═════ EXERCISE DATA ═════

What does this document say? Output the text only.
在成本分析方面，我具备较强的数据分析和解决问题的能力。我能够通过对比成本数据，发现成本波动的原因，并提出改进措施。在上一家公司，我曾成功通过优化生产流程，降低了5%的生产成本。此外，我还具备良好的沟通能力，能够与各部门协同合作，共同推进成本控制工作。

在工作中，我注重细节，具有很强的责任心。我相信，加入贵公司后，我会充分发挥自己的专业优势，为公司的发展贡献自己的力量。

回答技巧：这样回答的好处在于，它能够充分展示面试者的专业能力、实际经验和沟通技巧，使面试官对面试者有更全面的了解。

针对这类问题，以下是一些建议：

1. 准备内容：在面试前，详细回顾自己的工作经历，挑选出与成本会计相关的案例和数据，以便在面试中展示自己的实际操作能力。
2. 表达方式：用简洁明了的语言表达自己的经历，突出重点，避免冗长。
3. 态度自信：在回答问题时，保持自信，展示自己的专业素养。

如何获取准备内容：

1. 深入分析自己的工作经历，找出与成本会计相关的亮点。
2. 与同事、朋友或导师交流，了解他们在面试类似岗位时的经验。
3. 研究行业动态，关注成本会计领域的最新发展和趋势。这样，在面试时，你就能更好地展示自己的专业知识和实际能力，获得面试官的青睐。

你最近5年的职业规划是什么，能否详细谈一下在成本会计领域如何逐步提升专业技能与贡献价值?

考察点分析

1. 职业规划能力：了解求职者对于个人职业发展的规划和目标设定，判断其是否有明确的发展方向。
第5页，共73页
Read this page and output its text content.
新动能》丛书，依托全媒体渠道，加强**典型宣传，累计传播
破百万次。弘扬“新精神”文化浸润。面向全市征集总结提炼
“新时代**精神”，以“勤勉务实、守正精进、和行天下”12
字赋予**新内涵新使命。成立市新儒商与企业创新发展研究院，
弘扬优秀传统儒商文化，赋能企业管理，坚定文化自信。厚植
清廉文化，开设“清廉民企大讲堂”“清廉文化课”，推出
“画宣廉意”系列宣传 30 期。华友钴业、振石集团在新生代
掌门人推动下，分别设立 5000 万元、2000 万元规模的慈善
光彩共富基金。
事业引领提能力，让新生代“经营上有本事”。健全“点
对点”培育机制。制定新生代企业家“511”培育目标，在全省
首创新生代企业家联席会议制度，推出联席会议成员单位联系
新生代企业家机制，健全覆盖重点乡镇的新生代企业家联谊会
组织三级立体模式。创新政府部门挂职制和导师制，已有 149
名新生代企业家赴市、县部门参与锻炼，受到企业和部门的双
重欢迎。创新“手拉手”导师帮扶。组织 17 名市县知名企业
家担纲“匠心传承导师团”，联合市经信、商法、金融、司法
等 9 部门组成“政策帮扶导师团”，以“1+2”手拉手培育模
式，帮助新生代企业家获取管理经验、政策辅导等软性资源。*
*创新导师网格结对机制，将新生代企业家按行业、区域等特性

═════

#### INSTRUCTIONS FOR THE TASK:
Write out the whole listing exactly.

#### REPLY TO THE EXERCISE:
What does this document say? Output the text only.
在成本分析方面，我具备较强的数据分析和解决问题的能力。我能够通过对比成本数据，发现成本波动的原因，并提出改进措施。在上一家公司，我曾成功通过优化生产流程，降低了5%的生产成本。此外，我还具备良好的沟通能力，能够与各部门协同合作，共同推进成本控制工作。

在工作中，我注重细节，具有很强的责任心。我相信，加入贵公司后，我会充分发挥自己的专业优势，为公司的发展贡献自己的力量。

回答技巧：这样回答的好处在于，它能够充分展示面试者的专业能力、实际经验和沟通技巧，使面试官对面试者有更全面的了解。

针对这类问题，以下是一些建议：

1. 准备内容：在面试前，详细回顾自己的工作经历，挑选出与成本会计相关的案例和数据，以便在面试中展示自己的实际操作能力。
2. 表达方式：用简洁明了的语言表达自己的经历，突出重点，避免冗长。
3. 态度自信：在回答问题时，保持自信，展示自己的专业素养。

如何获取准备内容：

1. 深入分析自己的工作经历，找出与成本会计相关的亮点。
2. 与同事、朋友或导师交流，了解他们在面试类似岗位时的经验。
3. 研究行业动态，关注成本会计领域的最新发展和趋势。这样，在面试时，你就能更好地展示自己的专业知识和实际能力，获得面试官的青睐。

你最近5年的职业规划是什么，能否详细谈一下在成本会计领域如何逐步提升专业技能与贡献价值?

考察点分析

1. 职业规划能力：了解求职者对于个人职业发展的规划和目标设定，判断其是否有明确的发展方向。
第5页，共73页
Read this page and output its text content.
新动能》丛书，依托全媒体渠道，加强**典型宣传，累计传播
破百万次。弘扬“新精神”文化浸润。面向全市征集总结提炼
“新时代**精神”，以“勤勉务实、守正精进、和行天下”12
字赋予**新内涵新使命。成立市新儒商与企业创新发展研究院，
弘扬优秀传统儒商文化，赋能企业管理，坚定文化自信。厚植
清廉文化，开设“清廉民企大讲堂”“清廉文化课”，推出
“画宣廉意”系列宣传 30 期。华友钴业、振石集团在新生代
掌门人推动下，分别设立 5000 万元、2000 万元规模的慈善
光彩共富基金。
事业引领提能力，让新生代“经营上有本事”。健全“点
对点”培育机制。制定新生代企业家“511”培育目标，在全省
首创新生代企业家联席会议制度，推出联席会议成员单位联系
新生代企业家机制，健全覆盖重点乡镇的新生代企业家联谊会
组织三级立体模式。创新政府部门挂职制和导师制，已有 149
名新生代企业家赴市、县部门参与锻炼，受到企业和部门的双
重欢迎。创新“手拉手”导师帮扶。组织 17 名市县知名企业
家担纲“匠心传承导师团”，联合市经信、商法、金融、司法
等 9 部门组成“政策帮扶导师团”，以“1+2”手拉手培育模
式，帮助新生代企业家获取管理经验、政策辅导等软性资源。*
*创新导师网格结对机制，将新生代企业家按行业、区域等特性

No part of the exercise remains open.